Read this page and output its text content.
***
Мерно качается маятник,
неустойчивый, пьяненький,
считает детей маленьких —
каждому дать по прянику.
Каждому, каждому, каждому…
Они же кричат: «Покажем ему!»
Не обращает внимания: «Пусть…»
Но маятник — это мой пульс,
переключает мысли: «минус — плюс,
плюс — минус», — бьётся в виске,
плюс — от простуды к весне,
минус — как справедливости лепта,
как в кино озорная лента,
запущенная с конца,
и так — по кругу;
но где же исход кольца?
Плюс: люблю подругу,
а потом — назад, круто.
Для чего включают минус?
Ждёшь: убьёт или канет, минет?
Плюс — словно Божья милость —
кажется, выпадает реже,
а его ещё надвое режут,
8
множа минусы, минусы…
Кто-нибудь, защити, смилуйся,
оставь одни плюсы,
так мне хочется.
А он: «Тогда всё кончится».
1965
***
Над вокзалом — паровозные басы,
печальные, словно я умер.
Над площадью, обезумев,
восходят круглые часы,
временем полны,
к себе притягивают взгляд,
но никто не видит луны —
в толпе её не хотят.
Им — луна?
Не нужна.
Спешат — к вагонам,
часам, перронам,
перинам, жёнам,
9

=====

◆ INSTRUCTIONS TO FOLLOW
Take the entries above and transcribe them in full.

◆ TASK OUTPUT
Read this page and output its text content.
***
Мерно качается маятник,
неустойчивый, пьяненький,
считает детей маленьких —
каждому дать по прянику.
Каждому, каждому, каждому…
Они же кричат: «Покажем ему!»
Не обращает внимания: «Пусть…»
Но маятник — это мой пульс,
переключает мысли: «минус — плюс,
плюс — минус», — бьётся в виске,
плюс — от простуды к весне,
минус — как справедливости лепта,
как в кино озорная лента,
запущенная с конца,
и так — по кругу;
но где же исход кольца?
Плюс: люблю подругу,
а потом — назад, круто.
Для чего включают минус?
Ждёшь: убьёт или канет, минет?
Плюс — словно Божья милость —
кажется, выпадает реже,
а его ещё надвое режут,
8
множа минусы, минусы…
Кто-нибудь, защити, смилуйся,
оставь одни плюсы,
так мне хочется.
А он: «Тогда всё кончится».
1965
***
Над вокзалом — паровозные басы,
печальные, словно я умер.
Над площадью, обезумев,
восходят круглые часы,
временем полны,
к себе притягивают взгляд,
но никто не видит луны —
в толпе её не хотят.
Им — луна?
Не нужна.
Спешат — к вагонам,
часам, перронам,
перинам, жёнам,
9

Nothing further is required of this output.